▶ Brief: Take the line containing "Read out every word on this page." and every line after it in the data below, and print them exactly as given, with nothing else.

Start of Rows

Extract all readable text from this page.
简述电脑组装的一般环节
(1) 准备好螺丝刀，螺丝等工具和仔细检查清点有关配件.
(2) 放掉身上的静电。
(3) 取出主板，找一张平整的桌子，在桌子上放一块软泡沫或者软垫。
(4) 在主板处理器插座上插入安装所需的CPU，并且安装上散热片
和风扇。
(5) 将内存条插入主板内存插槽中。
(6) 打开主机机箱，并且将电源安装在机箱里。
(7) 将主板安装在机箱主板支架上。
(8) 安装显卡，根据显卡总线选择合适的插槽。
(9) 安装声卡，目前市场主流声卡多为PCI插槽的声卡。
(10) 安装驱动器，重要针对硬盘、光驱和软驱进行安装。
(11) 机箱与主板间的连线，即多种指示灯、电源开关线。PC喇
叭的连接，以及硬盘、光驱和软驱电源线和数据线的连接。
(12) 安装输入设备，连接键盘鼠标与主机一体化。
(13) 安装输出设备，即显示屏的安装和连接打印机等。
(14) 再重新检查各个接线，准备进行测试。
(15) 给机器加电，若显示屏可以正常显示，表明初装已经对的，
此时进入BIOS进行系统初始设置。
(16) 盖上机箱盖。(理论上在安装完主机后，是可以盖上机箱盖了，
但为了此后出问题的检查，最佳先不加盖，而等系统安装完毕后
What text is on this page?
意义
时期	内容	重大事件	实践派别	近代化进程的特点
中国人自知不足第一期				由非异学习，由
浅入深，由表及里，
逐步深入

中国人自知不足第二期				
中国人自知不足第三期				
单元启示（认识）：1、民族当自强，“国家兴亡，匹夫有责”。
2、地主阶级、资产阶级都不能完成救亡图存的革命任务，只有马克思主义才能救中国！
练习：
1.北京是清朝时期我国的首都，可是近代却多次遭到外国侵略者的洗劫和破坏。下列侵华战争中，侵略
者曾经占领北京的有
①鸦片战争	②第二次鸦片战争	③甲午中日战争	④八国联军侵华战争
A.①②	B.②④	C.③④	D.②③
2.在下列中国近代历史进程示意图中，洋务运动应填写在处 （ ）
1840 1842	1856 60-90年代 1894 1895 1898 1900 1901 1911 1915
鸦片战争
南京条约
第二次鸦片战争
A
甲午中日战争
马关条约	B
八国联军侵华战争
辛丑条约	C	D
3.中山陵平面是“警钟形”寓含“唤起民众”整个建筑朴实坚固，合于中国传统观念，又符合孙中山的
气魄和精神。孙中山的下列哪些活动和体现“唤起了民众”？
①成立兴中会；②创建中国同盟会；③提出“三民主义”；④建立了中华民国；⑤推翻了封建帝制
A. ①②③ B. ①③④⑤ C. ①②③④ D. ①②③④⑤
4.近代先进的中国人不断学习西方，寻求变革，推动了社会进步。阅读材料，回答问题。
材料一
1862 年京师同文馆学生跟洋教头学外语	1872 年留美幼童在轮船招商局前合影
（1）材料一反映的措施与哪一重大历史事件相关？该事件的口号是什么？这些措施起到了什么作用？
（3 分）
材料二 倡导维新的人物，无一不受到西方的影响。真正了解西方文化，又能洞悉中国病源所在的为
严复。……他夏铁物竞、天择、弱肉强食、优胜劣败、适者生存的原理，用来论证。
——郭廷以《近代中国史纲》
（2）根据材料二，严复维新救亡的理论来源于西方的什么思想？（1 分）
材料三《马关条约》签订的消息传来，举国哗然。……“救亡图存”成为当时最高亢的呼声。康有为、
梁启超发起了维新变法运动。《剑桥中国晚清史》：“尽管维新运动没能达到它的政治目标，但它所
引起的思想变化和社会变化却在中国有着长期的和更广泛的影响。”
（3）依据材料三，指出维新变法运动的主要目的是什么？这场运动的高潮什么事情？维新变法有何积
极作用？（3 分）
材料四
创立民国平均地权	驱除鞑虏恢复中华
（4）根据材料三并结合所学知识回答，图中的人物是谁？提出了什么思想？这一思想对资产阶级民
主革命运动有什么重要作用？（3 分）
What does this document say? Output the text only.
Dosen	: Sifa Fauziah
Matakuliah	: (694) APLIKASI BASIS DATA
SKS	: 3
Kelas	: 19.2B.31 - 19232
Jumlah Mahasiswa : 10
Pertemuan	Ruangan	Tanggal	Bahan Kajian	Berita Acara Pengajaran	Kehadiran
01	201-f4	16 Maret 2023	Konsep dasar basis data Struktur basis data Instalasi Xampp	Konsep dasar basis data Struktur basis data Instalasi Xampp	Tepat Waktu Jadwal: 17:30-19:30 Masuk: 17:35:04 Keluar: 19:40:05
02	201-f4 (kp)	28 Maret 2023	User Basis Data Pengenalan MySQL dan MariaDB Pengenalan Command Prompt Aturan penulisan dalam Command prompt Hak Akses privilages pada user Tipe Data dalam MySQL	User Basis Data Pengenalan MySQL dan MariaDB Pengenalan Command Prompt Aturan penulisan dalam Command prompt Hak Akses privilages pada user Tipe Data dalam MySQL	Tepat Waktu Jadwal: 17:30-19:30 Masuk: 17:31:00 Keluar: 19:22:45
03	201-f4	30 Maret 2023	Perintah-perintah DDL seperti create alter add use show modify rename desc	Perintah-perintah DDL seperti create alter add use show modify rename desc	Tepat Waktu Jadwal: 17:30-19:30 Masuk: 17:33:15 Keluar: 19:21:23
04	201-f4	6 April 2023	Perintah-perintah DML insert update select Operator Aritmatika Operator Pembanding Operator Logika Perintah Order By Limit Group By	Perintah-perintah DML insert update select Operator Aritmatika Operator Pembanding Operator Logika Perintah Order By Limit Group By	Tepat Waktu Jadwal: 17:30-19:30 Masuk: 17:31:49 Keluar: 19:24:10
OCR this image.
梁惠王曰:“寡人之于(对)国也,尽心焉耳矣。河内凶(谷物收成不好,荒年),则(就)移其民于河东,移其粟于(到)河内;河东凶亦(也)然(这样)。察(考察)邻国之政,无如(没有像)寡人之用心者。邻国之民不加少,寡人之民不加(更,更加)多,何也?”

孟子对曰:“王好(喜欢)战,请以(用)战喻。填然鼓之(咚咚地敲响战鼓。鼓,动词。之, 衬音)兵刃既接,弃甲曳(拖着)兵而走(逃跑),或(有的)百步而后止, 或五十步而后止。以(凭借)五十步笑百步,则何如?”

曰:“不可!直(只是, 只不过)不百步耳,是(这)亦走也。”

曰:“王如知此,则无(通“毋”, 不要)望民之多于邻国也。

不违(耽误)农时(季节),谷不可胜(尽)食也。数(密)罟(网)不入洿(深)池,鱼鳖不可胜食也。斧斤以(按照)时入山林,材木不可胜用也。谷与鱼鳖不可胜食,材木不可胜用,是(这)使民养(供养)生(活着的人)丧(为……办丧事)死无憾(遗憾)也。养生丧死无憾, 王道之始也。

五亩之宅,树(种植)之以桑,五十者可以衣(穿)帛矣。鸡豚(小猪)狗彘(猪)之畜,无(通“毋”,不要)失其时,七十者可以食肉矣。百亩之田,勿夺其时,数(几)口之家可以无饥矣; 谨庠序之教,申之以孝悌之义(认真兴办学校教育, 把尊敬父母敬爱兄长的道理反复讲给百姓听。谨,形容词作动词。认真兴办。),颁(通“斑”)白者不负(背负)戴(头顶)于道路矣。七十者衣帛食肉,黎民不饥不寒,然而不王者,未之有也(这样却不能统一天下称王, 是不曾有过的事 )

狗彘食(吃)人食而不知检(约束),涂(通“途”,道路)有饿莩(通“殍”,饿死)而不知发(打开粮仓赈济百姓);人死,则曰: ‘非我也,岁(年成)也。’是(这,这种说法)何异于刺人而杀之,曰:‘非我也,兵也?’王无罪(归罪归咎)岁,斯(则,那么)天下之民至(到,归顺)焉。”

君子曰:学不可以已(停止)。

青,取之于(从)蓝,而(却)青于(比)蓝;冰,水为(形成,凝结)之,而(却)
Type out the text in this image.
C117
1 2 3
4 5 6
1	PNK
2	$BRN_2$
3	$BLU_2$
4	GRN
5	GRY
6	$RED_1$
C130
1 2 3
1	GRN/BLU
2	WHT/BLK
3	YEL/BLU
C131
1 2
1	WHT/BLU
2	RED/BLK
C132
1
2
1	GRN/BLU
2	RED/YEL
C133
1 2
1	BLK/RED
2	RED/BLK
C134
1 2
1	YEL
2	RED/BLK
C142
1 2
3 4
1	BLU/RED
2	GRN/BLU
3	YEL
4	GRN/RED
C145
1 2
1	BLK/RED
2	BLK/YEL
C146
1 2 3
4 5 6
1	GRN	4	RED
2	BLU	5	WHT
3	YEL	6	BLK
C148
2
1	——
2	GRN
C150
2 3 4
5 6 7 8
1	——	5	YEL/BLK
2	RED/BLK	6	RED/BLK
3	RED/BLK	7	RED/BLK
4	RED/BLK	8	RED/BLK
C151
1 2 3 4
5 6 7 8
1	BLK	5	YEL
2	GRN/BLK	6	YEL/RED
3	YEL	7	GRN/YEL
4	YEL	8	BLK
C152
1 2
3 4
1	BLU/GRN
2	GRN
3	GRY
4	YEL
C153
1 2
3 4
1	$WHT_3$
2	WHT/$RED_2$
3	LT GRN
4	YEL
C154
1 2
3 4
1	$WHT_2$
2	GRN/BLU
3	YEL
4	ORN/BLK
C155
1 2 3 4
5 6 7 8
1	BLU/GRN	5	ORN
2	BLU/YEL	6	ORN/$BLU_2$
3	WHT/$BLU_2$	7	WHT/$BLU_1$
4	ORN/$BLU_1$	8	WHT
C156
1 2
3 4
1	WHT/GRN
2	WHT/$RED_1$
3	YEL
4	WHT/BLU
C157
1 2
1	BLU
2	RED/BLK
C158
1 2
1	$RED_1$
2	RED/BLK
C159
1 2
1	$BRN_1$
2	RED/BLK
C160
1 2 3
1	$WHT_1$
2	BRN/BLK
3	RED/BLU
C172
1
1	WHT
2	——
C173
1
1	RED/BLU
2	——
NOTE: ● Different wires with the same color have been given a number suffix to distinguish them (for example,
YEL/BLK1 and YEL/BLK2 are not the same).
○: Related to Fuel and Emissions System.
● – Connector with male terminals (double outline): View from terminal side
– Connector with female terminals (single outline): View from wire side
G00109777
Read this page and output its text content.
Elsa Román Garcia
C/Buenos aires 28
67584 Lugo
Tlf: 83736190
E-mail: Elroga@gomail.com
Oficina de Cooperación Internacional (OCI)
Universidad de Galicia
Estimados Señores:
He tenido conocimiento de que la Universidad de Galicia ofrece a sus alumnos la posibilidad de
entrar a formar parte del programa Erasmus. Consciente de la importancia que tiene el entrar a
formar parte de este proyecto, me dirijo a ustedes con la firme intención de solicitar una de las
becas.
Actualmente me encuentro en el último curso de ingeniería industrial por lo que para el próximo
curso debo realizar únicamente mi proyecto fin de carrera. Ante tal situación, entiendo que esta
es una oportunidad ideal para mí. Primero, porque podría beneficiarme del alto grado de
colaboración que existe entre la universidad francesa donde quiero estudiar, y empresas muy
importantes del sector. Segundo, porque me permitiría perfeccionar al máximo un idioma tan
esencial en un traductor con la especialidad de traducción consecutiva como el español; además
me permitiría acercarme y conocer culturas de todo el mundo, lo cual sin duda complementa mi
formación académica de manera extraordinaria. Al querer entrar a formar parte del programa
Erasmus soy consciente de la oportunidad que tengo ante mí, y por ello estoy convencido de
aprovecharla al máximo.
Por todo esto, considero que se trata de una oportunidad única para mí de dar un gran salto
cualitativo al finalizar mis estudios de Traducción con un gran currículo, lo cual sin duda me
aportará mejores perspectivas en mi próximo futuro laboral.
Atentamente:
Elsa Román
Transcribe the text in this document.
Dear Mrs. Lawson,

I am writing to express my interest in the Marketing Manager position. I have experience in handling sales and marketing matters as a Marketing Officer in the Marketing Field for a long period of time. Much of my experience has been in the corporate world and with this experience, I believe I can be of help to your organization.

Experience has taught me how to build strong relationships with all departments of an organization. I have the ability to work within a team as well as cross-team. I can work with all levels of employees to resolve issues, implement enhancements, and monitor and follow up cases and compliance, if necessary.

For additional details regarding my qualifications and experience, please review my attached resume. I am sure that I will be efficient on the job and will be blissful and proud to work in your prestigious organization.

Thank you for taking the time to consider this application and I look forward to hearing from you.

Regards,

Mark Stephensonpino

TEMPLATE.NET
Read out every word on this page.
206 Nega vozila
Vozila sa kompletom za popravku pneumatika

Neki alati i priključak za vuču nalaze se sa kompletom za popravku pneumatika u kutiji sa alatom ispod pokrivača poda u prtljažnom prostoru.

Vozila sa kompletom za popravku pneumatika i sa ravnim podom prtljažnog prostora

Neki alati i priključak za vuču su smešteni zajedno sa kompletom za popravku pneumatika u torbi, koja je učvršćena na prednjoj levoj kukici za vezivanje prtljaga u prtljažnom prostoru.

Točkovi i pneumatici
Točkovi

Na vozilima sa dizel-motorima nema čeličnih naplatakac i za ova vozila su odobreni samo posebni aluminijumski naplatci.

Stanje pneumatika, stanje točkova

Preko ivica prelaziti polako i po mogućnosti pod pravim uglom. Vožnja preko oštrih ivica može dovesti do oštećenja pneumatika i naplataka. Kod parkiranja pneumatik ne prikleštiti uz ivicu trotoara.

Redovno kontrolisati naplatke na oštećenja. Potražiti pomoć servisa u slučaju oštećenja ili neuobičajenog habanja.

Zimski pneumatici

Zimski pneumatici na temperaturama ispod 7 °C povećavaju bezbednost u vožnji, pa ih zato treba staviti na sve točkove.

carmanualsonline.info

End of Rows

▶ Output of the exercise:
Read out every word on this page.
206 Nega vozila
Vozila sa kompletom za popravku pneumatika

Neki alati i priključak za vuču nalaze se sa kompletom za popravku pneumatika u kutiji sa alatom ispod pokrivača poda u prtljažnom prostoru.

Vozila sa kompletom za popravku pneumatika i sa ravnim podom prtljažnog prostora

Neki alati i priključak za vuču su smešteni zajedno sa kompletom za popravku pneumatika u torbi, koja je učvršćena na prednjoj levoj kukici za vezivanje prtljaga u prtljažnom prostoru.

Točkovi i pneumatici
Točkovi

Na vozilima sa dizel-motorima nema čeličnih naplatakac i za ova vozila su odobreni samo posebni aluminijumski naplatci.

Stanje pneumatika, stanje točkova

Preko ivica prelaziti polako i po mogućnosti pod pravim uglom. Vožnja preko oštrih ivica može dovesti do oštećenja pneumatika i naplataka. Kod parkiranja pneumatik ne prikleštiti uz ivicu trotoara.

Redovno kontrolisati naplatke na oštećenja. Potražiti pomoć servisa u slučaju oštećenja ili neuobičajenog habanja.

Zimski pneumatici

Zimski pneumatici na temperaturama ispod 7 °C povećavaju bezbednost u vožnji, pa ih zato treba staviti na sve točkove.

carmanualsonline.info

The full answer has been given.